Write the data out again exactly, dropping any images it holds.

(Stored data entries)

□ □ □ □ □ □ □

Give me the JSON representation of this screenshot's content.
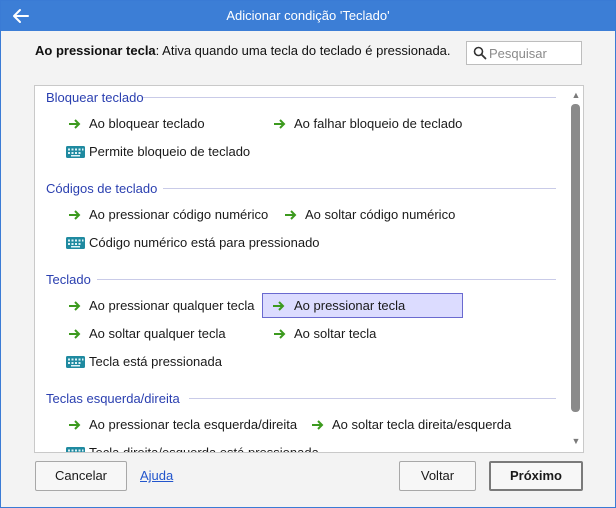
{
  "window": {
    "title": "Adicionar condição 'Teclado'"
  },
  "description": {
    "bold": "Ao pressionar tecla",
    "rest": ": Ativa quando uma tecla do teclado é pressionada."
  },
  "search": {
    "placeholder": "Pesquisar",
    "value": ""
  },
  "groups": [
    {
      "title": "Bloquear teclado",
      "items": [
        {
          "label": "Ao bloquear teclado",
          "icon": "green-arrow-icon"
        },
        {
          "label": "Ao falhar bloqueio de teclado",
          "icon": "green-arrow-icon"
        },
        {
          "label": "Permite bloqueio de teclado",
          "icon": "keyboard-icon"
        }
      ]
    },
    {
      "title": "Códigos de teclado",
      "items": [
        {
          "label": "Ao pressionar código numérico",
          "icon": "green-arrow-icon"
        },
        {
          "label": "Ao soltar código numérico",
          "icon": "green-arrow-icon"
        },
        {
          "label": "Código numérico está para pressionado",
          "icon": "keyboard-icon"
        }
      ]
    },
    {
      "title": "Teclado",
      "items": [
        {
          "label": "Ao pressionar qualquer tecla",
          "icon": "green-arrow-icon"
        },
        {
          "label": "Ao pressionar tecla",
          "icon": "green-arrow-icon",
          "selected": true
        },
        {
          "label": "Ao soltar qualquer tecla",
          "icon": "green-arrow-icon"
        },
        {
          "label": "Ao soltar tecla",
          "icon": "green-arrow-icon"
        },
        {
          "label": "Tecla está pressionada",
          "icon": "keyboard-icon"
        }
      ]
    },
    {
      "title": "Teclas esquerda/direita",
      "items": [
        {
          "label": "Ao pressionar tecla esquerda/direita",
          "icon": "green-arrow-icon"
        },
        {
          "label": "Ao soltar tecla direita/esquerda",
          "icon": "green-arrow-icon"
        },
        {
          "label": "Tecla direita/esquerda está pressionada",
          "icon": "keyboard-icon"
        }
      ]
    }
  ],
  "buttons": {
    "cancel": "Cancelar",
    "help": "Ajuda",
    "back": "Voltar",
    "next": "Próximo"
  },
  "colors": {
    "titlebar": "#3c7ed6",
    "group_heading": "#2a3fb0",
    "arrow": "#3c9a1e",
    "keyboard": "#1f8aa0",
    "selected_bg": "#dcdcff"
  }
}
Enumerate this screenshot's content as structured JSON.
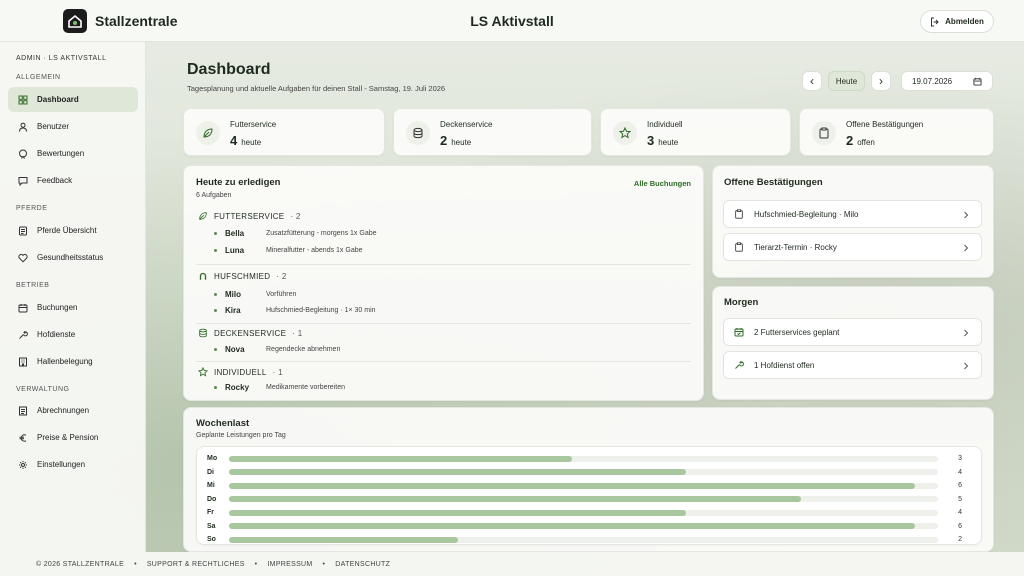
{
  "app": {
    "brand": "Stallzentrale",
    "stall": "LS Aktivstall",
    "logout": "Abmelden"
  },
  "sidebar": {
    "context": "ADMIN · LS AKTIVSTALL",
    "sections": [
      {
        "title": "ALLGEMEIN",
        "items": [
          "Dashboard",
          "Benutzer",
          "Bewertungen",
          "Feedback"
        ]
      },
      {
        "title": "PFERDE",
        "items": [
          "Pferde Übersicht",
          "Gesundheitsstatus"
        ]
      },
      {
        "title": "BETRIEB",
        "items": [
          "Buchungen",
          "Hofdienste",
          "Hallenbelegung"
        ]
      },
      {
        "title": "VERWALTUNG",
        "items": [
          "Abrechnungen",
          "Preise & Pension",
          "Einstellungen"
        ]
      }
    ],
    "active": "Dashboard"
  },
  "header": {
    "title": "Dashboard",
    "subtitle": "Tagesplanung und aktuelle Aufgaben für deinen Stall - Samstag, 19. Juli 2026",
    "prev": "‹",
    "today": "Heute",
    "next": "›",
    "date": "19.07.2026"
  },
  "stats": [
    {
      "label": "Futterservice",
      "value": "4",
      "unit": "heute",
      "icon": "leaf-icon"
    },
    {
      "label": "Deckenservice",
      "value": "2",
      "unit": "heute",
      "icon": "stack-icon"
    },
    {
      "label": "Individuell",
      "value": "3",
      "unit": "heute",
      "icon": "star-icon"
    },
    {
      "label": "Offene Bestätigungen",
      "value": "2",
      "unit": "offen",
      "icon": "clipboard-icon"
    }
  ],
  "today": {
    "title": "Heute zu erledigen",
    "count": "6 Aufgaben",
    "link": "Alle Buchungen",
    "groups": [
      {
        "name": "FUTTERSERVICE",
        "count": "· 2",
        "icon": "leaf-icon",
        "rows": [
          {
            "horse": "Bella",
            "desc": "Zusatzfütterung - morgens 1x Gabe"
          },
          {
            "horse": "Luna",
            "desc": "Mineralfutter - abends 1x Gabe"
          }
        ]
      },
      {
        "name": "HUFSCHMIED",
        "count": "· 2",
        "icon": "horseshoe-icon",
        "rows": [
          {
            "horse": "Milo",
            "desc": "Vorführen"
          },
          {
            "horse": "Kira",
            "desc": "Hufschmied-Begleitung · 1× 30 min"
          }
        ]
      },
      {
        "name": "DECKENSERVICE",
        "count": "· 1",
        "icon": "stack-icon",
        "rows": [
          {
            "horse": "Nova",
            "desc": "Regendecke abnehmen"
          }
        ]
      },
      {
        "name": "INDIVIDUELL",
        "count": "· 1",
        "icon": "star-icon",
        "rows": [
          {
            "horse": "Rocky",
            "desc": "Medikamente vorbereiten"
          }
        ]
      }
    ]
  },
  "confirmations": {
    "title": "Offene Bestätigungen",
    "items": [
      "Hufschmied-Begleitung · Milo",
      "Tierarzt-Termin · Rocky"
    ]
  },
  "tomorrow": {
    "title": "Morgen",
    "items": [
      "2 Futterservices geplant",
      "1 Hofdienst offen"
    ]
  },
  "chart_data": {
    "type": "bar",
    "title": "Wochenlast",
    "subtitle": "Geplante Leistungen pro Tag",
    "categories": [
      "Mo",
      "Di",
      "Mi",
      "Do",
      "Fr",
      "Sa",
      "So"
    ],
    "values": [
      3,
      4,
      6,
      5,
      4,
      6,
      2
    ],
    "orientation": "horizontal",
    "xlim": [
      0,
      6.2
    ]
  },
  "footer": [
    "© 2026 STALLZENTRALE",
    "•",
    "SUPPORT & RECHTLICHES",
    "•",
    "IMPRESSUM",
    "•",
    "DATENSCHUTZ"
  ],
  "colors": {
    "accent": "#2f6b28",
    "bar": "#a9c79e",
    "active": "#dfe8d8"
  }
}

□ □ □ □ □ □ □

Correct output:
Give me the JSON representation of this screenshot's content.
{
  "window": {
    "title": "Adicionar condição 'Teclado'"
  },
  "description": {
    "bold": "Ao pressionar tecla",
    "rest": ": Ativa quando uma tecla do teclado é pressionada."
  },
  "search": {
    "placeholder": "Pesquisar",
    "value": ""
  },
  "groups": [
    {
      "title": "Bloquear teclado",
      "items": [
        {
          "label": "Ao bloquear teclado",
          "icon": "green-arrow-icon"
        },
        {
          "label": "Ao falhar bloqueio de teclado",
          "icon": "green-arrow-icon"
        },
        {
          "label": "Permite bloqueio de teclado",
          "icon": "keyboard-icon"
        }
      ]
    },
    {
      "title": "Códigos de teclado",
      "items": [
        {
          "label": "Ao pressionar código numérico",
          "icon": "green-arrow-icon"
        },
        {
          "label": "Ao soltar código numérico",
          "icon": "green-arrow-icon"
        },
        {
          "label": "Código numérico está para pressionado",
          "icon": "keyboard-icon"
        }
      ]
    },
    {
      "title": "Teclado",
      "items": [
        {
          "label": "Ao pressionar qualquer tecla",
          "icon": "green-arrow-icon"
        },
        {
          "label": "Ao pressionar tecla",
          "icon": "green-arrow-icon",
          "selected": true
        },
        {
          "label": "Ao soltar qualquer tecla",
          "icon": "green-arrow-icon"
        },
        {
          "label": "Ao soltar tecla",
          "icon": "green-arrow-icon"
        },
        {
          "label": "Tecla está pressionada",
          "icon": "keyboard-icon"
        }
      ]
    },
    {
      "title": "Teclas esquerda/direita",
      "items": [
        {
          "label": "Ao pressionar tecla esquerda/direita",
          "icon": "green-arrow-icon"
        },
        {
          "label": "Ao soltar tecla direita/esquerda",
          "icon": "green-arrow-icon"
        },
        {
          "label": "Tecla direita/esquerda está pressionada",
          "icon": "keyboard-icon"
        }
      ]
    }
  ],
  "buttons": {
    "cancel": "Cancelar",
    "help": "Ajuda",
    "back": "Voltar",
    "next": "Próximo"
  },
  "colors": {
    "titlebar": "#3c7ed6",
    "group_heading": "#2a3fb0",
    "arrow": "#3c9a1e",
    "keyboard": "#1f8aa0",
    "selected_bg": "#dcdcff"
  }
}
Enumerate this screenshot's content as structured JSON.
{
  "app": {
    "brand": "Stallzentrale",
    "stall": "LS Aktivstall",
    "logout": "Abmelden"
  },
  "sidebar": {
    "context": "ADMIN · LS AKTIVSTALL",
    "sections": [
      {
        "title": "ALLGEMEIN",
        "items": [
          "Dashboard",
          "Benutzer",
          "Bewertungen",
          "Feedback"
        ]
      },
      {
        "title": "PFERDE",
        "items": [
          "Pferde Übersicht",
          "Gesundheitsstatus"
        ]
      },
      {
        "title": "BETRIEB",
        "items": [
          "Buchungen",
          "Hofdienste",
          "Hallenbelegung"
        ]
      },
      {
        "title": "VERWALTUNG",
        "items": [
          "Abrechnungen",
          "Preise & Pension",
          "Einstellungen"
        ]
      }
    ],
    "active": "Dashboard"
  },
  "header": {
    "title": "Dashboard",
    "subtitle": "Tagesplanung und aktuelle Aufgaben für deinen Stall - Samstag, 19. Juli 2026",
    "prev": "‹",
    "today": "Heute",
    "next": "›",
    "date": "19.07.2026"
  },
  "stats": [
    {
      "label": "Futterservice",
      "value": "4",
      "unit": "heute",
      "icon": "leaf-icon"
    },
    {
      "label": "Deckenservice",
      "value": "2",
      "unit": "heute",
      "icon": "stack-icon"
    },
    {
      "label": "Individuell",
      "value": "3",
      "unit": "heute",
      "icon": "star-icon"
    },
    {
      "label": "Offene Bestätigungen",
      "value": "2",
      "unit": "offen",
      "icon": "clipboard-icon"
    }
  ],
  "today": {
    "title": "Heute zu erledigen",
    "count": "6 Aufgaben",
    "link": "Alle Buchungen",
    "groups": [
      {
        "name": "FUTTERSERVICE",
        "count": "· 2",
        "icon": "leaf-icon",
        "rows": [
          {
            "horse": "Bella",
            "desc": "Zusatzfütterung - morgens 1x Gabe"
          },
          {
            "horse": "Luna",
            "desc": "Mineralfutter - abends 1x Gabe"
          }
        ]
      },
      {
        "name": "HUFSCHMIED",
        "count": "· 2",
        "icon": "horseshoe-icon",
        "rows": [
          {
            "horse": "Milo",
            "desc": "Vorführen"
          },
          {
            "horse": "Kira",
            "desc": "Hufschmied-Begleitung · 1× 30 min"
          }
        ]
      },
      {
        "name": "DECKENSERVICE",
        "count": "· 1",
        "icon": "stack-icon",
        "rows": [
          {
            "horse": "Nova",
            "desc": "Regendecke abnehmen"
          }
        ]
      },
      {
        "name": "INDIVIDUELL",
        "count": "· 1",
        "icon": "star-icon",
        "rows": [
          {
            "horse": "Rocky",
            "desc": "Medikamente vorbereiten"
          }
        ]
      }
    ]
  },
  "confirmations": {
    "title": "Offene Bestätigungen",
    "items": [
      "Hufschmied-Begleitung · Milo",
      "Tierarzt-Termin · Rocky"
    ]
  },
  "tomorrow": {
    "title": "Morgen",
    "items": [
      "2 Futterservices geplant",
      "1 Hofdienst offen"
    ]
  },
  "chart_data": {
    "type": "bar",
    "title": "Wochenlast",
    "subtitle": "Geplante Leistungen pro Tag",
    "categories": [
      "Mo",
      "Di",
      "Mi",
      "Do",
      "Fr",
      "Sa",
      "So"
    ],
    "values": [
      3,
      4,
      6,
      5,
      4,
      6,
      2
    ],
    "orientation": "horizontal",
    "xlim": [
      0,
      6.2
    ]
  },
  "footer": [
    "© 2026 STALLZENTRALE",
    "•",
    "SUPPORT & RECHTLICHES",
    "•",
    "IMPRESSUM",
    "•",
    "DATENSCHUTZ"
  ],
  "colors": {
    "accent": "#2f6b28",
    "bar": "#a9c79e",
    "active": "#dfe8d8"
  }
}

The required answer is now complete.